(Stored dataset items)
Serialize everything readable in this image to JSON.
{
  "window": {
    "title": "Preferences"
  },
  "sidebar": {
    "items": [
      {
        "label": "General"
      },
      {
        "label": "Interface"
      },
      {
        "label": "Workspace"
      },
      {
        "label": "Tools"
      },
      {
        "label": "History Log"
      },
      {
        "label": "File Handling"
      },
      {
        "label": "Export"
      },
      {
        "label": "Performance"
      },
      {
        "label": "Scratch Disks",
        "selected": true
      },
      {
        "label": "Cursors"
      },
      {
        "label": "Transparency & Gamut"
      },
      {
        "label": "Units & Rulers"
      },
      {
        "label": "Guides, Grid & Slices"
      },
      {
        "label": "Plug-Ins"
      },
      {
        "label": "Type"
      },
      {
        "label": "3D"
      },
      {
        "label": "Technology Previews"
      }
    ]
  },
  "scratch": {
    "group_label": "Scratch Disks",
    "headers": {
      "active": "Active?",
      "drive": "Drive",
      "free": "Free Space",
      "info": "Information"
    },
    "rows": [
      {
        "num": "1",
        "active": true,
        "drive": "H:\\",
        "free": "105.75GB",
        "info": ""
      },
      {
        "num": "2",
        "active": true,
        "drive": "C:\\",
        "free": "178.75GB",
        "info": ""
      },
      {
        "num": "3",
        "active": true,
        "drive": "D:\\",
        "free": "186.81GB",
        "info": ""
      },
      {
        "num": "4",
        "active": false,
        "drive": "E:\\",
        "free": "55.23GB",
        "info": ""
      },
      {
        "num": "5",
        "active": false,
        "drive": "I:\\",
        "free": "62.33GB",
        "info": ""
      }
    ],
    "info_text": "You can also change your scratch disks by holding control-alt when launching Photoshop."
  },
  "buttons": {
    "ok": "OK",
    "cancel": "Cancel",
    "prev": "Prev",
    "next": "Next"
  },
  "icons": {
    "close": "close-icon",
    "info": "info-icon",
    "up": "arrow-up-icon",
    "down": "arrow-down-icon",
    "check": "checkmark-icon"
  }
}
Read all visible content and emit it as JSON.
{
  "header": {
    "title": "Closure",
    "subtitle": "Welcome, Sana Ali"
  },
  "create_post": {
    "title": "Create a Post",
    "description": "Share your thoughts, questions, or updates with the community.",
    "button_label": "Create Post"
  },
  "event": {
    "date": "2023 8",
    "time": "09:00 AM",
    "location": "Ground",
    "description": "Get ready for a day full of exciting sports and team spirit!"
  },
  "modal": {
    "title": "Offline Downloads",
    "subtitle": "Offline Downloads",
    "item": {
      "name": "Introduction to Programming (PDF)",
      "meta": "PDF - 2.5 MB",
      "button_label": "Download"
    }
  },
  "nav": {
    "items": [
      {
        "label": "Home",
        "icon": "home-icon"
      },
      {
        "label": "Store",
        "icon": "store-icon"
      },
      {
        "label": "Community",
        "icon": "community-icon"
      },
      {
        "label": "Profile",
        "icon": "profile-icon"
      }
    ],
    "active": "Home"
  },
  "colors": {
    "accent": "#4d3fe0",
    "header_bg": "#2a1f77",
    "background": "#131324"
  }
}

==

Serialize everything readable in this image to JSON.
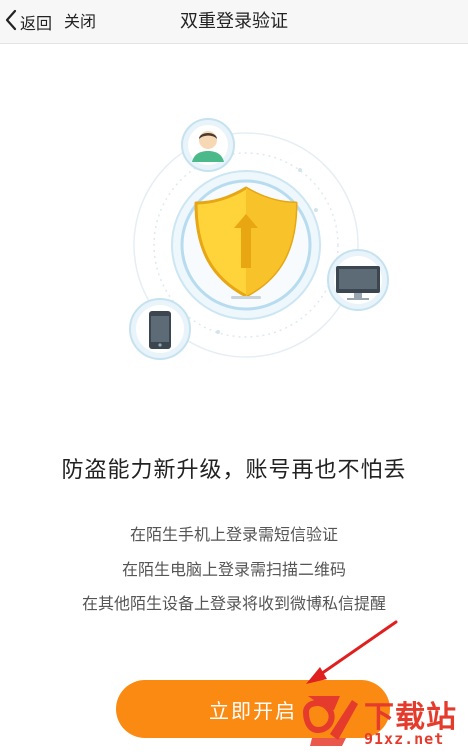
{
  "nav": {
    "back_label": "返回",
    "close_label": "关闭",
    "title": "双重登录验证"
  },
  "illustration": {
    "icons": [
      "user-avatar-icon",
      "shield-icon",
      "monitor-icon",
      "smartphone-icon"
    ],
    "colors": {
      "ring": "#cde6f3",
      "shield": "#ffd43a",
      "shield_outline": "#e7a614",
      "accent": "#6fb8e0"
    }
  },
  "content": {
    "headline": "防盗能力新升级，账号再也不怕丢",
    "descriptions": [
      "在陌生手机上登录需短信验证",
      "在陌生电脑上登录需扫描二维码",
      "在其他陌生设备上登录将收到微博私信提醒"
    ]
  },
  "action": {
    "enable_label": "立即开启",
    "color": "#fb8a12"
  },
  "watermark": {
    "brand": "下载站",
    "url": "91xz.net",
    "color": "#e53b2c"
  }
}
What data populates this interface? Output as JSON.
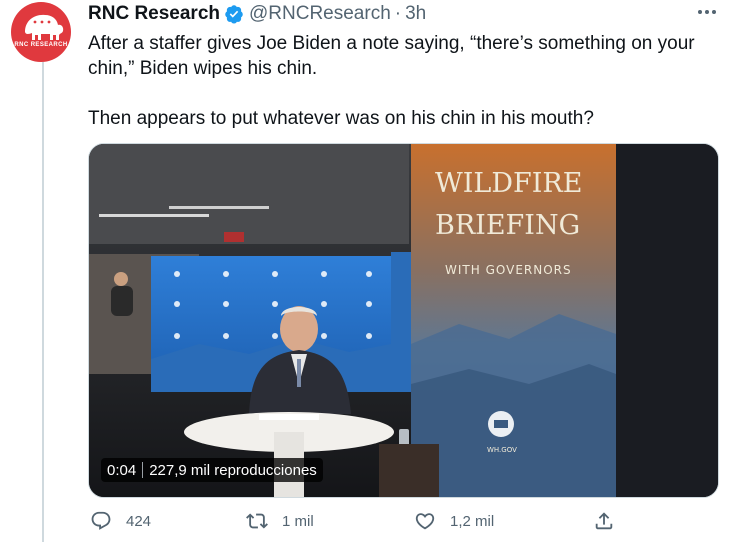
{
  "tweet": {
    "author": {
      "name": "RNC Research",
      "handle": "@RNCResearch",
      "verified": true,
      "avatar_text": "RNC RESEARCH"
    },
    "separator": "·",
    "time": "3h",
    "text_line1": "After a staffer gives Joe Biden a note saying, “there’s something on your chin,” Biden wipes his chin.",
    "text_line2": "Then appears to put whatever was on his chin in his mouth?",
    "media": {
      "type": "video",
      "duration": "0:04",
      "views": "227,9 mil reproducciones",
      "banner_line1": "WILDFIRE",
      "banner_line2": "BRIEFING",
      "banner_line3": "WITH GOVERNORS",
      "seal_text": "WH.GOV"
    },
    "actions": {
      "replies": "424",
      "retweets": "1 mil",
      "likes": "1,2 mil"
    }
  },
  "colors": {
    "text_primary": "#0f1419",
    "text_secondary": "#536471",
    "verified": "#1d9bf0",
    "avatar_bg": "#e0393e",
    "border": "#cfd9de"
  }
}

==

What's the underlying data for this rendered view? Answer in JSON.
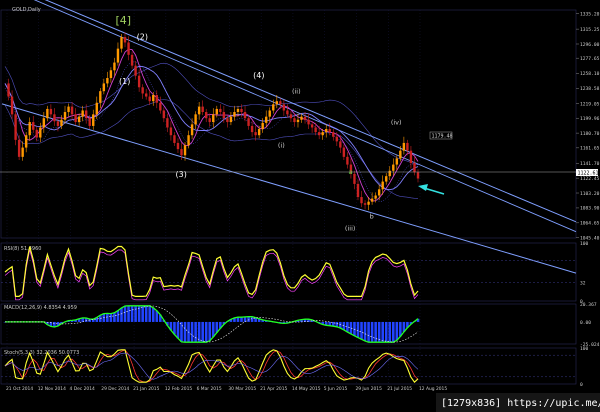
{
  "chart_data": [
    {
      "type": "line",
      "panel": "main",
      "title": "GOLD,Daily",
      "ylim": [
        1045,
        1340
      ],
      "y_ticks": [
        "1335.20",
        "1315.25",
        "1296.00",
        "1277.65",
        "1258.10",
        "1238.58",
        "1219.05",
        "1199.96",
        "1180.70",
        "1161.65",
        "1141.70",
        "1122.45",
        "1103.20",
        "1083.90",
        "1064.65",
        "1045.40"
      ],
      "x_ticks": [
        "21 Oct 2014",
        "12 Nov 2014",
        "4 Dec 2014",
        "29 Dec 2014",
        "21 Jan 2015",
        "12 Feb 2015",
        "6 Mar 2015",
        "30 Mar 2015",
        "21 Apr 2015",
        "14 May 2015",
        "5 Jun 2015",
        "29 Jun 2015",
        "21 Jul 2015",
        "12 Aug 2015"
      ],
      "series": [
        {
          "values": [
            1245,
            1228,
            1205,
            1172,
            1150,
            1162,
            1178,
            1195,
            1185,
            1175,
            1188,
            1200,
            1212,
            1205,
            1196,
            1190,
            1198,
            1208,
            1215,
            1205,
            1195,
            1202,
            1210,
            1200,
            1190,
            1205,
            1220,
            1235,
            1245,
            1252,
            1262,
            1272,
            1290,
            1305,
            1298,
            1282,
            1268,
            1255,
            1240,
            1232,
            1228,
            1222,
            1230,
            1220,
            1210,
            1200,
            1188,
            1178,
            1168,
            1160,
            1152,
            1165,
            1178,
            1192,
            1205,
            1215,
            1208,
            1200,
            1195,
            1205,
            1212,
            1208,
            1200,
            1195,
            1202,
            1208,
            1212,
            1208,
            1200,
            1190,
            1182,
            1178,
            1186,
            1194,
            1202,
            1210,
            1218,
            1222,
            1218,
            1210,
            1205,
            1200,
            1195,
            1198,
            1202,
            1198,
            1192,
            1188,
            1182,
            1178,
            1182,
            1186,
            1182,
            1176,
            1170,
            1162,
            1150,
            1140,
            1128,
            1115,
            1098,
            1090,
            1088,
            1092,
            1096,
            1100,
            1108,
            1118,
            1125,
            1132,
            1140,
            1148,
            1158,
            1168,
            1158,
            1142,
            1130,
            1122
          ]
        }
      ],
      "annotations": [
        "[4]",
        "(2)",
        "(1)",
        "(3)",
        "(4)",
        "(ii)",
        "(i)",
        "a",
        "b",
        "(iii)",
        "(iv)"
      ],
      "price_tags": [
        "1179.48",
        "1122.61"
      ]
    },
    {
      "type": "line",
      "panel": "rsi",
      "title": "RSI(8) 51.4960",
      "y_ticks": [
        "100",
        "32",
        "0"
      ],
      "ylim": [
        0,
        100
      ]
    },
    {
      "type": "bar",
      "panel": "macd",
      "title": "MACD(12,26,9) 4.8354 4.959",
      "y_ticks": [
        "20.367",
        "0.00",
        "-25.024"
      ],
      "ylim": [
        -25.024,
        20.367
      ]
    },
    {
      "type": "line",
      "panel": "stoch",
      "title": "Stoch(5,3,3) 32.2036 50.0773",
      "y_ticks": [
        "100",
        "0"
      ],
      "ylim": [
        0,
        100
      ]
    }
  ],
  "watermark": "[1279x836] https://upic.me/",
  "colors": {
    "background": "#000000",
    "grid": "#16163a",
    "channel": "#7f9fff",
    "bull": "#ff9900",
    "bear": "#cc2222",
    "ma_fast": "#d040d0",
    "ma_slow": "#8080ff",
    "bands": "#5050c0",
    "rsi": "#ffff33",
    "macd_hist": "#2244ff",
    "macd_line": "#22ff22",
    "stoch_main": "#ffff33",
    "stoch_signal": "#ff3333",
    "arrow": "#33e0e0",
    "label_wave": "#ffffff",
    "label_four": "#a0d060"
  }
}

TASK GOAL>
Above are the entries; count how many of their lines contain the word "JSON" and give only that number.

OUTPUT OF THE TASK>
5